INSTRUCTIONS TO FOLLOW:
Copy out all of the material exactly as presented.

MATERIAL FOR THIS TASK:
§ §
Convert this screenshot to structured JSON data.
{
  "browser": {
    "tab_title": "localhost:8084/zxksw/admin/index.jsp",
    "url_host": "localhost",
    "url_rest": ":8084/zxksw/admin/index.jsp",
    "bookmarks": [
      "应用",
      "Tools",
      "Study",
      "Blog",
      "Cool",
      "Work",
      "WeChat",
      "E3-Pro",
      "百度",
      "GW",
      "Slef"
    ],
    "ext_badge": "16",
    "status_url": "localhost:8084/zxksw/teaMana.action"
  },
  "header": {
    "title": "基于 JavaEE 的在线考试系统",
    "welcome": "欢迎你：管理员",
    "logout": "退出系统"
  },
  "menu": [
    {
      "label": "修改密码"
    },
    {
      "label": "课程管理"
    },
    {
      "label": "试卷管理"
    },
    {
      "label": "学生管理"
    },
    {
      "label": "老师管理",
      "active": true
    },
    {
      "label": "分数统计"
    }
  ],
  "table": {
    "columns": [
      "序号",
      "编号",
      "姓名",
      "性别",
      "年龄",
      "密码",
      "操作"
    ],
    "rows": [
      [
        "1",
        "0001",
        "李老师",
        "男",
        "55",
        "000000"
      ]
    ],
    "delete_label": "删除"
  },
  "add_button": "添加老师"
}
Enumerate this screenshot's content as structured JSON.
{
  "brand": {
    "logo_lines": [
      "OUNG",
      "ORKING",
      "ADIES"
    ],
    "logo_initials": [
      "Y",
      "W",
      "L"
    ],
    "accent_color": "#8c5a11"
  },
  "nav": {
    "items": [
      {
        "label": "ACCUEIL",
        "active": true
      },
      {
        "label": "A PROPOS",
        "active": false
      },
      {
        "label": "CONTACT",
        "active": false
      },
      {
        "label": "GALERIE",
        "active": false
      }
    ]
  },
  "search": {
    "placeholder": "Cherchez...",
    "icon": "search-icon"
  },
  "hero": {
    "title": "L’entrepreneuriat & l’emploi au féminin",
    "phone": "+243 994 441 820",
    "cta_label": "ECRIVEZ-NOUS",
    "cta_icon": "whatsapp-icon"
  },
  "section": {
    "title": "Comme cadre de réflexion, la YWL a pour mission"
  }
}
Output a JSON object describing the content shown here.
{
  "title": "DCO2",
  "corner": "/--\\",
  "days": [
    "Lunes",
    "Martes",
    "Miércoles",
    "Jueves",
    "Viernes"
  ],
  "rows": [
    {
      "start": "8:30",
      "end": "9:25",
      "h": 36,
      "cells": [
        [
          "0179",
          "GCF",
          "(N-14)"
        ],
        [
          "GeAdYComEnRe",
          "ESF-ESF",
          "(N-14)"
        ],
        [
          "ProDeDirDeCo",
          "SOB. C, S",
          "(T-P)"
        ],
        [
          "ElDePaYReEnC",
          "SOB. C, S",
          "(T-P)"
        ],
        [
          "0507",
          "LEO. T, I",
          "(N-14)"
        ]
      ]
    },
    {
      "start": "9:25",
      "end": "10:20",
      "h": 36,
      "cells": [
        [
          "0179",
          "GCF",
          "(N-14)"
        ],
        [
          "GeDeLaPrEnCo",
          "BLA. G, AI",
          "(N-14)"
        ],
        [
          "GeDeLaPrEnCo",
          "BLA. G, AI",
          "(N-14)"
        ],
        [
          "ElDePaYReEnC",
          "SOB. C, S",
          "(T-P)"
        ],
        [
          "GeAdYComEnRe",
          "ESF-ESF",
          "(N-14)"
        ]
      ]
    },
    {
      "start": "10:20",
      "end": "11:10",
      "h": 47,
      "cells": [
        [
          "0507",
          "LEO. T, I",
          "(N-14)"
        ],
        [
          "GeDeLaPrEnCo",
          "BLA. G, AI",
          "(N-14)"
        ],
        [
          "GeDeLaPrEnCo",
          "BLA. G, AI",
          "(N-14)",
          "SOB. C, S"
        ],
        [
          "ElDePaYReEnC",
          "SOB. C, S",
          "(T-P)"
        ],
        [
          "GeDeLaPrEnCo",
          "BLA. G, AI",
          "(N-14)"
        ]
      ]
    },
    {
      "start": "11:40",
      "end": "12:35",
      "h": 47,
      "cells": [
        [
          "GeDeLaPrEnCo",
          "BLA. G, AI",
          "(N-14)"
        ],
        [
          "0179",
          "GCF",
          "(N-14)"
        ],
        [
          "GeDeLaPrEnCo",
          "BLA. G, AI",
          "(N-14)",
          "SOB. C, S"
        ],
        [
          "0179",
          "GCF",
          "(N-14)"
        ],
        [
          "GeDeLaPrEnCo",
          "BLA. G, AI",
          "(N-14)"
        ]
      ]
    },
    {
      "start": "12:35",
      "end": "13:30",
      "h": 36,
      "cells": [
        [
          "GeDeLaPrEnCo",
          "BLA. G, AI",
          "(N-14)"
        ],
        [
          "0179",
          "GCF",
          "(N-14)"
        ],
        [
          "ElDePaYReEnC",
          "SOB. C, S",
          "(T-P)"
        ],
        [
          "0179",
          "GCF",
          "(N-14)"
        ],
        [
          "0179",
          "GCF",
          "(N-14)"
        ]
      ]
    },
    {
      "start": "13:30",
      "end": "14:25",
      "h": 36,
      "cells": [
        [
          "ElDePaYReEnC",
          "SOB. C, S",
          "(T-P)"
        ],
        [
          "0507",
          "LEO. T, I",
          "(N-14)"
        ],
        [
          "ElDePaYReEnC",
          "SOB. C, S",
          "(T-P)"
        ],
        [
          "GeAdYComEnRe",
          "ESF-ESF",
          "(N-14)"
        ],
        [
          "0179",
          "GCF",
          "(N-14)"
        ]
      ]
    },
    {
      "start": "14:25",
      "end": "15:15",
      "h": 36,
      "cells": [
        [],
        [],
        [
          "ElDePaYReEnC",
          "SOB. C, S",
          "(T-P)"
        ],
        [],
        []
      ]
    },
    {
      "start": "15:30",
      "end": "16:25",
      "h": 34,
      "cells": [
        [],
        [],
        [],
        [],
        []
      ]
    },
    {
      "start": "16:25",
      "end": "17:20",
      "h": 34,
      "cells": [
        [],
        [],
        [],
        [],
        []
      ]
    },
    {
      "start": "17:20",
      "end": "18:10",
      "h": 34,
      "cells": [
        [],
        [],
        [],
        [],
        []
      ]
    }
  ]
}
§ §
TASK OUTPUT:
Convert this screenshot to structured JSON data.
{
  "browser": {
    "tab_title": "localhost:8084/zxksw/admin/index.jsp",
    "url_host": "localhost",
    "url_rest": ":8084/zxksw/admin/index.jsp",
    "bookmarks": [
      "应用",
      "Tools",
      "Study",
      "Blog",
      "Cool",
      "Work",
      "WeChat",
      "E3-Pro",
      "百度",
      "GW",
      "Slef"
    ],
    "ext_badge": "16",
    "status_url": "localhost:8084/zxksw/teaMana.action"
  },
  "header": {
    "title": "基于 JavaEE 的在线考试系统",
    "welcome": "欢迎你：管理员",
    "logout": "退出系统"
  },
  "menu": [
    {
      "label": "修改密码"
    },
    {
      "label": "课程管理"
    },
    {
      "label": "试卷管理"
    },
    {
      "label": "学生管理"
    },
    {
      "label": "老师管理",
      "active": true
    },
    {
      "label": "分数统计"
    }
  ],
  "table": {
    "columns": [
      "序号",
      "编号",
      "姓名",
      "性别",
      "年龄",
      "密码",
      "操作"
    ],
    "rows": [
      [
        "1",
        "0001",
        "李老师",
        "男",
        "55",
        "000000"
      ]
    ],
    "delete_label": "删除"
  },
  "add_button": "添加老师"
}
Enumerate this screenshot's content as structured JSON.
{
  "brand": {
    "logo_lines": [
      "OUNG",
      "ORKING",
      "ADIES"
    ],
    "logo_initials": [
      "Y",
      "W",
      "L"
    ],
    "accent_color": "#8c5a11"
  },
  "nav": {
    "items": [
      {
        "label": "ACCUEIL",
        "active": true
      },
      {
        "label": "A PROPOS",
        "active": false
      },
      {
        "label": "CONTACT",
        "active": false
      },
      {
        "label": "GALERIE",
        "active": false
      }
    ]
  },
  "search": {
    "placeholder": "Cherchez...",
    "icon": "search-icon"
  },
  "hero": {
    "title": "L’entrepreneuriat & l’emploi au féminin",
    "phone": "+243 994 441 820",
    "cta_label": "ECRIVEZ-NOUS",
    "cta_icon": "whatsapp-icon"
  },
  "section": {
    "title": "Comme cadre de réflexion, la YWL a pour mission"
  }
}
Output a JSON object describing the content shown here.
{
  "title": "DCO2",
  "corner": "/--\\",
  "days": [
    "Lunes",
    "Martes",
    "Miércoles",
    "Jueves",
    "Viernes"
  ],
  "rows": [
    {
      "start": "8:30",
      "end": "9:25",
      "h": 36,
      "cells": [
        [
          "0179",
          "GCF",
          "(N-14)"
        ],
        [
          "GeAdYComEnRe",
          "ESF-ESF",
          "(N-14)"
        ],
        [
          "ProDeDirDeCo",
          "SOB. C, S",
          "(T-P)"
        ],
        [
          "ElDePaYReEnC",
          "SOB. C, S",
          "(T-P)"
        ],
        [
          "0507",
          "LEO. T, I",
          "(N-14)"
        ]
      ]
    },
    {
      "start": "9:25",
      "end": "10:20",
      "h": 36,
      "cells": [
        [
          "0179",
          "GCF",
          "(N-14)"
        ],
        [
          "GeDeLaPrEnCo",
          "BLA. G, AI",
          "(N-14)"
        ],
        [
          "GeDeLaPrEnCo",
          "BLA. G, AI",
          "(N-14)"
        ],
        [
          "ElDePaYReEnC",
          "SOB. C, S",
          "(T-P)"
        ],
        [
          "GeAdYComEnRe",
          "ESF-ESF",
          "(N-14)"
        ]
      ]
    },
    {
      "start": "10:20",
      "end": "11:10",
      "h": 47,
      "cells": [
        [
          "0507",
          "LEO. T, I",
          "(N-14)"
        ],
        [
          "GeDeLaPrEnCo",
          "BLA. G, AI",
          "(N-14)"
        ],
        [
          "GeDeLaPrEnCo",
          "BLA. G, AI",
          "(N-14)",
          "SOB. C, S"
        ],
        [
          "ElDePaYReEnC",
          "SOB. C, S",
          "(T-P)"
        ],
        [
          "GeDeLaPrEnCo",
          "BLA. G, AI",
          "(N-14)"
        ]
      ]
    },
    {
      "start": "11:40",
      "end": "12:35",
      "h": 47,
      "cells": [
        [
          "GeDeLaPrEnCo",
          "BLA. G, AI",
          "(N-14)"
        ],
        [
          "0179",
          "GCF",
          "(N-14)"
        ],
        [
          "GeDeLaPrEnCo",
          "BLA. G, AI",
          "(N-14)",
          "SOB. C, S"
        ],
        [
          "0179",
          "GCF",
          "(N-14)"
        ],
        [
          "GeDeLaPrEnCo",
          "BLA. G, AI",
          "(N-14)"
        ]
      ]
    },
    {
      "start": "12:35",
      "end": "13:30",
      "h": 36,
      "cells": [
        [
          "GeDeLaPrEnCo",
          "BLA. G, AI",
          "(N-14)"
        ],
        [
          "0179",
          "GCF",
          "(N-14)"
        ],
        [
          "ElDePaYReEnC",
          "SOB. C, S",
          "(T-P)"
        ],
        [
          "0179",
          "GCF",
          "(N-14)"
        ],
        [
          "0179",
          "GCF",
          "(N-14)"
        ]
      ]
    },
    {
      "start": "13:30",
      "end": "14:25",
      "h": 36,
      "cells": [
        [
          "ElDePaYReEnC",
          "SOB. C, S",
          "(T-P)"
        ],
        [
          "0507",
          "LEO. T, I",
          "(N-14)"
        ],
        [
          "ElDePaYReEnC",
          "SOB. C, S",
          "(T-P)"
        ],
        [
          "GeAdYComEnRe",
          "ESF-ESF",
          "(N-14)"
        ],
        [
          "0179",
          "GCF",
          "(N-14)"
        ]
      ]
    },
    {
      "start": "14:25",
      "end": "15:15",
      "h": 36,
      "cells": [
        [],
        [],
        [
          "ElDePaYReEnC",
          "SOB. C, S",
          "(T-P)"
        ],
        [],
        []
      ]
    },
    {
      "start": "15:30",
      "end": "16:25",
      "h": 34,
      "cells": [
        [],
        [],
        [],
        [],
        []
      ]
    },
    {
      "start": "16:25",
      "end": "17:20",
      "h": 34,
      "cells": [
        [],
        [],
        [],
        [],
        []
      ]
    },
    {
      "start": "17:20",
      "end": "18:10",
      "h": 34,
      "cells": [
        [],
        [],
        [],
        [],
        []
      ]
    }
  ]
}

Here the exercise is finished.